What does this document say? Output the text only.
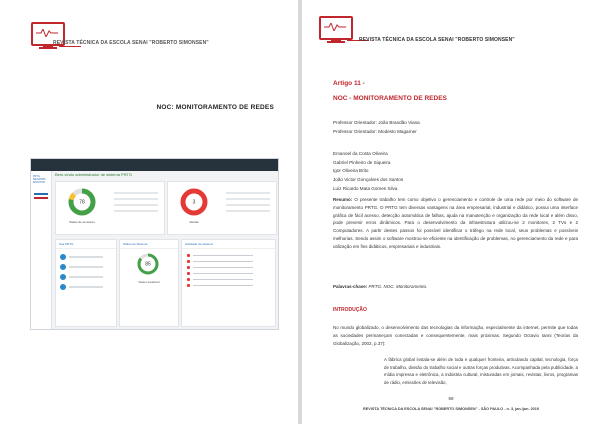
REVISTA TÉCNICA DA ESCOLA SENAI "ROBERTO SIMONSEN"
NOC: MONITORAMENTO DE REDES
PRTG NETWORK MONITOR
Bem-vindo administrador de sistema PRTG
78
Status de sensores
3
Alertas
Sua PRTG	Status do Sistema
85
Status saudável
Atividade de sistema
REVISTA TÉCNICA DA ESCOLA SENAI "ROBERTO SIMONSEN"
Artigo 11 -
NOC - MONITORAMENTO DE REDES
Professor Orientador: João Brandão Viana
Professor Orientador: Modesto Magarner
Emanoel da Costa Oliveira
Gabriel Pinheiro de Siqueira
Igor Oliveira Brito
João Victor Gonçalves dos Santos
Luiz Ricardo Mata Gomes Silva
Resumo: O presente trabalho tem como objetivo o gerenciamento e controle de uma rede por meio do software de monitoramento PRTG. O PRTG tem diversas vantagens na área empresarial, industrial e didático, possui uma interface gráfica de fácil acesso, detecção automática de falhas, ajuda na manutenção e organização da rede local e além disso, pode prevenir erros dinâmicos. Para o desenvolvimento da infraestrutura utilizou-se 2 monitores, 2 TVs e 2 Computadores. A partir destes passos foi possível identificar o tráfego na rede local, seus problemas e possíveis melhorias. Sendo assim o software mostrou-se eficiente na identificação de problemas, no gerenciamento da rede e para utilização em fins didáticos, empresariais e industriais.
Palavras-chave: PRTG. NOC. Monitoramento.
INTRODUÇÃO
No mundo globalizado, o desenvolvimento das tecnologias da informação, especialmente da internet, permite que todas as sociedades permaneçam conectadas e consequentemente, mais próximas. Segundo Octavio Ianni (Teorias da Globalização, 2002, p.37):
A fábrica global instala-se além de toda e qualquer fronteira, articulando capital, tecnologia, força de trabalho, divisão do trabalho social e outras forças produtivas. Acompanhada pela publicidade, a mídia impressa e eletrônica, a indústria cultural, misturadas em jornais, revistas, livros, programas de rádio, emissões de televisão,
69
REVISTA TÉCNICA DA ESCOLA SENAI "ROBERTO SIMONSEN" - SÃO PAULO - n. 3, jan./jun. 2019
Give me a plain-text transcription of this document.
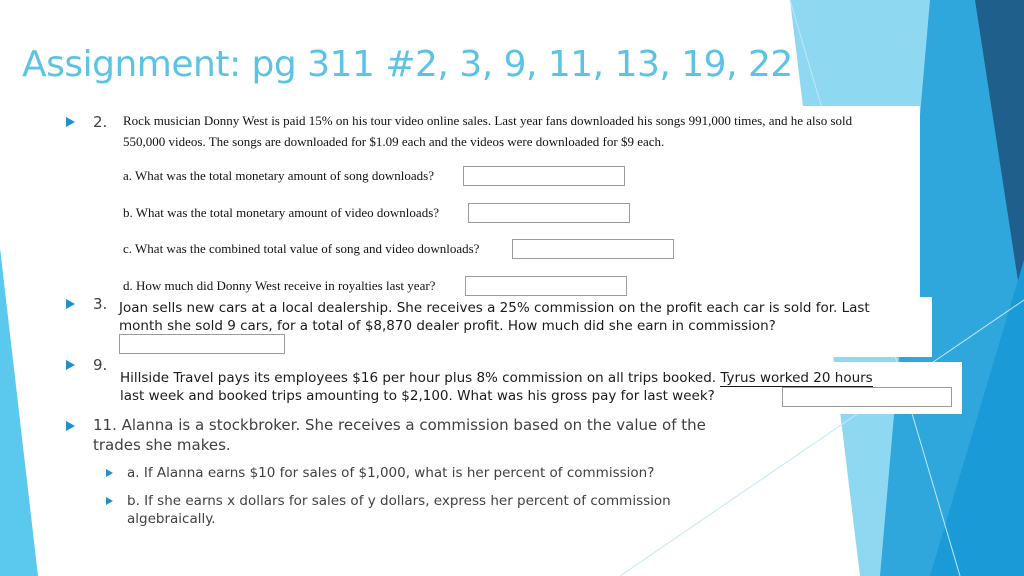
Assignment: pg 311 #2, 3, 9, 11, 13, 19, 22
2. Rock musician Donny West is paid 15% on his tour video online sales. Last year fans downloaded his songs 991,000 times, and he also sold
550,000 videos. The songs are downloaded for $1.09 each and the videos were downloaded for $9 each.
a. What was the total monetary amount of song downloads?
b. What was the total monetary amount of video downloads?
c. What was the combined total value of song and video downloads?
d. How much did Donny West receive in royalties last year?
3. Joan sells new cars at a local dealership. She receives a 25% commission on the profit each car is sold for. Last
month she sold 9 cars, for a total of $8,870 dealer profit. How much did she earn in commission?
9.
Hillside Travel pays its employees $16 per hour plus 8% commission on all trips booked. Tyrus worked 20 hours
last week and booked trips amounting to $2,100. What was his gross pay for last week?
11. Alanna is a stockbroker. She receives a commission based on the value of the
trades she makes.
a. If Alanna earns $10 for sales of $1,000, what is her percent of commission?
b. If she earns x dollars for sales of y dollars, express her percent of commission
algebraically.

· · · ·

_GIVEN TASK_. Keep only those lines of the records that hold "earns", and return them.

_EXPECTED ANSWER_.
a. If Alanna earns $10 for sales of $1,000, what is her percent of commission?
b. If she earns x dollars for sales of y dollars, express her percent of commission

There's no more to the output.